** Start **

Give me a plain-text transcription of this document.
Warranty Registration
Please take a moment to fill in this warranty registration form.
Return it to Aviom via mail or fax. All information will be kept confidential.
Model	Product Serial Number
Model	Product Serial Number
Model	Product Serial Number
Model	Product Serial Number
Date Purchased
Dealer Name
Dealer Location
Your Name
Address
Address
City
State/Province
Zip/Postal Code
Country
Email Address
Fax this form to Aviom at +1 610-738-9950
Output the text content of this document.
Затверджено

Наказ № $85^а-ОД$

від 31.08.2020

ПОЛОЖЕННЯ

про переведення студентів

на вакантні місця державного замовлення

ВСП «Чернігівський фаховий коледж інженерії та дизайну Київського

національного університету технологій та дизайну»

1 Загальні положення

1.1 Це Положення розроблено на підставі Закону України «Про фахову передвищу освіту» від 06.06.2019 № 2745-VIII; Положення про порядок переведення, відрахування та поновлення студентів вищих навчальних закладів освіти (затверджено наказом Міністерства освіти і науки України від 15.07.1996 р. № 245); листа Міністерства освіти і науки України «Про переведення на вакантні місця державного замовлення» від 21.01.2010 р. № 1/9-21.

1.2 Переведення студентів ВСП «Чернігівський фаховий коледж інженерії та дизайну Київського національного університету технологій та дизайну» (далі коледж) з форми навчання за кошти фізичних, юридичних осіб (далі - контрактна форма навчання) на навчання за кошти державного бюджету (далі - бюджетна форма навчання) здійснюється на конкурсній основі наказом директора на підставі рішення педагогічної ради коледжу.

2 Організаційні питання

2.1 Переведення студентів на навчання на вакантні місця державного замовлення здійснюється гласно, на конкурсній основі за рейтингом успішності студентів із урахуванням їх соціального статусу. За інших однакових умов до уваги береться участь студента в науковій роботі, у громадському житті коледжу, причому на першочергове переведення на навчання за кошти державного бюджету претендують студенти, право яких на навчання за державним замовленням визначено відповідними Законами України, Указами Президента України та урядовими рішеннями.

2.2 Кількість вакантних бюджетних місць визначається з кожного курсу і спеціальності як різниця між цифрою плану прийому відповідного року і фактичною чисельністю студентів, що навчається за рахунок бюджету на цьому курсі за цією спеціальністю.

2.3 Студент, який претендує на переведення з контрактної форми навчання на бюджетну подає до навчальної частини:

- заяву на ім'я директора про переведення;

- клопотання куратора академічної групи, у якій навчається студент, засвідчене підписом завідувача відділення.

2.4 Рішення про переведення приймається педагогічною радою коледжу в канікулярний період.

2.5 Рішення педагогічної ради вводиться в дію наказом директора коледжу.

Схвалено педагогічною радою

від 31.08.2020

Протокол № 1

** End **

● Do this:
Find every line of the data that holds the string "університету", then say how many there are and nothing else.

● Answer for the task:
2